▶ **What to work on**: Each record is to be transcribed exactly.

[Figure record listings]
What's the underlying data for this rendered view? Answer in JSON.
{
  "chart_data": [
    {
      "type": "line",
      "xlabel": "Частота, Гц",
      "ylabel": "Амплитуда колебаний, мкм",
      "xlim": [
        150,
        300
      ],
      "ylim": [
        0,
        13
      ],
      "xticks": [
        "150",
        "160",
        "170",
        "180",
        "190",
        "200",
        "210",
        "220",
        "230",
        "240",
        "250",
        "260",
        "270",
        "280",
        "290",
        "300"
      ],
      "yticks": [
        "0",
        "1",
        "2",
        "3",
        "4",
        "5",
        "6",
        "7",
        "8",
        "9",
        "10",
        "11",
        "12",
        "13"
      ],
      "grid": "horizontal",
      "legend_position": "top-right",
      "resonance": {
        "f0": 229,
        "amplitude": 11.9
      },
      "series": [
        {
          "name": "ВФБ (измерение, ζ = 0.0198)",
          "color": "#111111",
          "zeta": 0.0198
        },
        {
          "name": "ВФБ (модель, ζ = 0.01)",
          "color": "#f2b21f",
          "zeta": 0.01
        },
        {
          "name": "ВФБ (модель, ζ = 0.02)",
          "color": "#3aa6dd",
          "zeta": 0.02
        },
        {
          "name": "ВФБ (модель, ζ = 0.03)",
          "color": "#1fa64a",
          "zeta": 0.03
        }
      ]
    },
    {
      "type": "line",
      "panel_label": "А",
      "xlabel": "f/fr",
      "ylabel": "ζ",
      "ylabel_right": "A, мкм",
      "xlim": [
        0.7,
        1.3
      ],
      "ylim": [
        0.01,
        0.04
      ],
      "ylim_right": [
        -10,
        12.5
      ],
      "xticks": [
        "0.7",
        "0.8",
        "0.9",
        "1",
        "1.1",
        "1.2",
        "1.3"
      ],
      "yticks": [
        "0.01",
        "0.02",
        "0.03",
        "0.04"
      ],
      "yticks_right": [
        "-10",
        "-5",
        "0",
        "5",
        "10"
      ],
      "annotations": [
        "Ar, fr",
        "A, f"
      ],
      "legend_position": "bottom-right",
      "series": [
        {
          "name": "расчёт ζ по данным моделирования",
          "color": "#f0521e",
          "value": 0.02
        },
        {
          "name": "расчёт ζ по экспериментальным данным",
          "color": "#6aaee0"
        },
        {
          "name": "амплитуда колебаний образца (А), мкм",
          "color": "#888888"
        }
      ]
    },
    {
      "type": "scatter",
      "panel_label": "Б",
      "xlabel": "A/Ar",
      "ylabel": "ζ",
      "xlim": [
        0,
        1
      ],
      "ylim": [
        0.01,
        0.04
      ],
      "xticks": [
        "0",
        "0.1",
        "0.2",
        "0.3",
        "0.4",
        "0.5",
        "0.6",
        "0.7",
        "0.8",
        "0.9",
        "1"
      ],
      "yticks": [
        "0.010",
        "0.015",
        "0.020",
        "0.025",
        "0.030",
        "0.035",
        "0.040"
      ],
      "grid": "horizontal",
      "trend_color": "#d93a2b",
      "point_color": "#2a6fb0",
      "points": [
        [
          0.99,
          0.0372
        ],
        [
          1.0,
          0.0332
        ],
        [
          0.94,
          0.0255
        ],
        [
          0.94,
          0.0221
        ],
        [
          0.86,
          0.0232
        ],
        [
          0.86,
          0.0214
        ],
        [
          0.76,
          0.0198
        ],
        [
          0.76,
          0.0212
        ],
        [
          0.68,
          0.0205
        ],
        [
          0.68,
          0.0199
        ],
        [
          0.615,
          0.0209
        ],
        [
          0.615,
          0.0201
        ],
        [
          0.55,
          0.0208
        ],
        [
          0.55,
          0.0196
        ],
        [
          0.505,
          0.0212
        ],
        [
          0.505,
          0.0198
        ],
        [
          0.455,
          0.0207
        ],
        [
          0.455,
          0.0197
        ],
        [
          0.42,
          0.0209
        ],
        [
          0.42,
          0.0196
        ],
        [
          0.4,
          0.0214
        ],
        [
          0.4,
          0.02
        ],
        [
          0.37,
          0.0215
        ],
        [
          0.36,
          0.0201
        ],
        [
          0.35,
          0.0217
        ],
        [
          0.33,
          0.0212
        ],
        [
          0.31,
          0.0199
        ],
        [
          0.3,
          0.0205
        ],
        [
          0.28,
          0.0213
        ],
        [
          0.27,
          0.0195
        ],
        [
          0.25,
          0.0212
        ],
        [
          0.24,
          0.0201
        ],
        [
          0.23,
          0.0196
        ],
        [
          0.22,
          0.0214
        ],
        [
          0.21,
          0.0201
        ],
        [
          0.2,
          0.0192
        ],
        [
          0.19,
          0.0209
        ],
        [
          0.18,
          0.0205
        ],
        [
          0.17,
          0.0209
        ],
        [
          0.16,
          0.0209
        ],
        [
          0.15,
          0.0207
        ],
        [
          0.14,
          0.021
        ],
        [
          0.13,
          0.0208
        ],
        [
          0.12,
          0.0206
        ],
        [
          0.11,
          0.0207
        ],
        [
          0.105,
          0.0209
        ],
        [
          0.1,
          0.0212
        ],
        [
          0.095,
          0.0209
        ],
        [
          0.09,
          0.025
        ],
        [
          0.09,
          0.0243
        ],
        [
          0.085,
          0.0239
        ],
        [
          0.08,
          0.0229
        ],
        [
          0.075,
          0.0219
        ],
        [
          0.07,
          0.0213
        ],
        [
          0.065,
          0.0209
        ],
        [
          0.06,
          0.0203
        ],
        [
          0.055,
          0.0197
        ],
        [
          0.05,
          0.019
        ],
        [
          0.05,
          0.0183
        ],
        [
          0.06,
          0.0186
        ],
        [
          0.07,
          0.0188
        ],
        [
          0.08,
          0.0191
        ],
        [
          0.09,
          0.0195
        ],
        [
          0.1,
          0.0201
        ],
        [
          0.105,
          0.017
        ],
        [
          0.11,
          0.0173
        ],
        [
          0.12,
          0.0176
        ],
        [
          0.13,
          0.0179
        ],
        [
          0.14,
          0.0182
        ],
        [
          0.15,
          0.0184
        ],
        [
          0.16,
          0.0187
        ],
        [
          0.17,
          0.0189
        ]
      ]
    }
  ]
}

▶ **Answer below**:
What's the underlying data for this rendered view? Answer in JSON.
{
  "chart_data": [
    {
      "type": "line",
      "xlabel": "Частота, Гц",
      "ylabel": "Амплитуда колебаний, мкм",
      "xlim": [
        150,
        300
      ],
      "ylim": [
        0,
        13
      ],
      "xticks": [
        "150",
        "160",
        "170",
        "180",
        "190",
        "200",
        "210",
        "220",
        "230",
        "240",
        "250",
        "260",
        "270",
        "280",
        "290",
        "300"
      ],
      "yticks": [
        "0",
        "1",
        "2",
        "3",
        "4",
        "5",
        "6",
        "7",
        "8",
        "9",
        "10",
        "11",
        "12",
        "13"
      ],
      "grid": "horizontal",
      "legend_position": "top-right",
      "resonance": {
        "f0": 229,
        "amplitude": 11.9
      },
      "series": [
        {
          "name": "ВФБ (измерение, ζ = 0.0198)",
          "color": "#111111",
          "zeta": 0.0198
        },
        {
          "name": "ВФБ (модель, ζ = 0.01)",
          "color": "#f2b21f",
          "zeta": 0.01
        },
        {
          "name": "ВФБ (модель, ζ = 0.02)",
          "color": "#3aa6dd",
          "zeta": 0.02
        },
        {
          "name": "ВФБ (модель, ζ = 0.03)",
          "color": "#1fa64a",
          "zeta": 0.03
        }
      ]
    },
    {
      "type": "line",
      "panel_label": "А",
      "xlabel": "f/fr",
      "ylabel": "ζ",
      "ylabel_right": "A, мкм",
      "xlim": [
        0.7,
        1.3
      ],
      "ylim": [
        0.01,
        0.04
      ],
      "ylim_right": [
        -10,
        12.5
      ],
      "xticks": [
        "0.7",
        "0.8",
        "0.9",
        "1",
        "1.1",
        "1.2",
        "1.3"
      ],
      "yticks": [
        "0.01",
        "0.02",
        "0.03",
        "0.04"
      ],
      "yticks_right": [
        "-10",
        "-5",
        "0",
        "5",
        "10"
      ],
      "annotations": [
        "Ar, fr",
        "A, f"
      ],
      "legend_position": "bottom-right",
      "series": [
        {
          "name": "расчёт ζ по данным моделирования",
          "color": "#f0521e",
          "value": 0.02
        },
        {
          "name": "расчёт ζ по экспериментальным данным",
          "color": "#6aaee0"
        },
        {
          "name": "амплитуда колебаний образца (А), мкм",
          "color": "#888888"
        }
      ]
    },
    {
      "type": "scatter",
      "panel_label": "Б",
      "xlabel": "A/Ar",
      "ylabel": "ζ",
      "xlim": [
        0,
        1
      ],
      "ylim": [
        0.01,
        0.04
      ],
      "xticks": [
        "0",
        "0.1",
        "0.2",
        "0.3",
        "0.4",
        "0.5",
        "0.6",
        "0.7",
        "0.8",
        "0.9",
        "1"
      ],
      "yticks": [
        "0.010",
        "0.015",
        "0.020",
        "0.025",
        "0.030",
        "0.035",
        "0.040"
      ],
      "grid": "horizontal",
      "trend_color": "#d93a2b",
      "point_color": "#2a6fb0",
      "points": [
        [
          0.99,
          0.0372
        ],
        [
          1.0,
          0.0332
        ],
        [
          0.94,
          0.0255
        ],
        [
          0.94,
          0.0221
        ],
        [
          0.86,
          0.0232
        ],
        [
          0.86,
          0.0214
        ],
        [
          0.76,
          0.0198
        ],
        [
          0.76,
          0.0212
        ],
        [
          0.68,
          0.0205
        ],
        [
          0.68,
          0.0199
        ],
        [
          0.615,
          0.0209
        ],
        [
          0.615,
          0.0201
        ],
        [
          0.55,
          0.0208
        ],
        [
          0.55,
          0.0196
        ],
        [
          0.505,
          0.0212
        ],
        [
          0.505,
          0.0198
        ],
        [
          0.455,
          0.0207
        ],
        [
          0.455,
          0.0197
        ],
        [
          0.42,
          0.0209
        ],
        [
          0.42,
          0.0196
        ],
        [
          0.4,
          0.0214
        ],
        [
          0.4,
          0.02
        ],
        [
          0.37,
          0.0215
        ],
        [
          0.36,
          0.0201
        ],
        [
          0.35,
          0.0217
        ],
        [
          0.33,
          0.0212
        ],
        [
          0.31,
          0.0199
        ],
        [
          0.3,
          0.0205
        ],
        [
          0.28,
          0.0213
        ],
        [
          0.27,
          0.0195
        ],
        [
          0.25,
          0.0212
        ],
        [
          0.24,
          0.0201
        ],
        [
          0.23,
          0.0196
        ],
        [
          0.22,
          0.0214
        ],
        [
          0.21,
          0.0201
        ],
        [
          0.2,
          0.0192
        ],
        [
          0.19,
          0.0209
        ],
        [
          0.18,
          0.0205
        ],
        [
          0.17,
          0.0209
        ],
        [
          0.16,
          0.0209
        ],
        [
          0.15,
          0.0207
        ],
        [
          0.14,
          0.021
        ],
        [
          0.13,
          0.0208
        ],
        [
          0.12,
          0.0206
        ],
        [
          0.11,
          0.0207
        ],
        [
          0.105,
          0.0209
        ],
        [
          0.1,
          0.0212
        ],
        [
          0.095,
          0.0209
        ],
        [
          0.09,
          0.025
        ],
        [
          0.09,
          0.0243
        ],
        [
          0.085,
          0.0239
        ],
        [
          0.08,
          0.0229
        ],
        [
          0.075,
          0.0219
        ],
        [
          0.07,
          0.0213
        ],
        [
          0.065,
          0.0209
        ],
        [
          0.06,
          0.0203
        ],
        [
          0.055,
          0.0197
        ],
        [
          0.05,
          0.019
        ],
        [
          0.05,
          0.0183
        ],
        [
          0.06,
          0.0186
        ],
        [
          0.07,
          0.0188
        ],
        [
          0.08,
          0.0191
        ],
        [
          0.09,
          0.0195
        ],
        [
          0.1,
          0.0201
        ],
        [
          0.105,
          0.017
        ],
        [
          0.11,
          0.0173
        ],
        [
          0.12,
          0.0176
        ],
        [
          0.13,
          0.0179
        ],
        [
          0.14,
          0.0182
        ],
        [
          0.15,
          0.0184
        ],
        [
          0.16,
          0.0187
        ],
        [
          0.17,
          0.0189
        ]
      ]
    }
  ]
}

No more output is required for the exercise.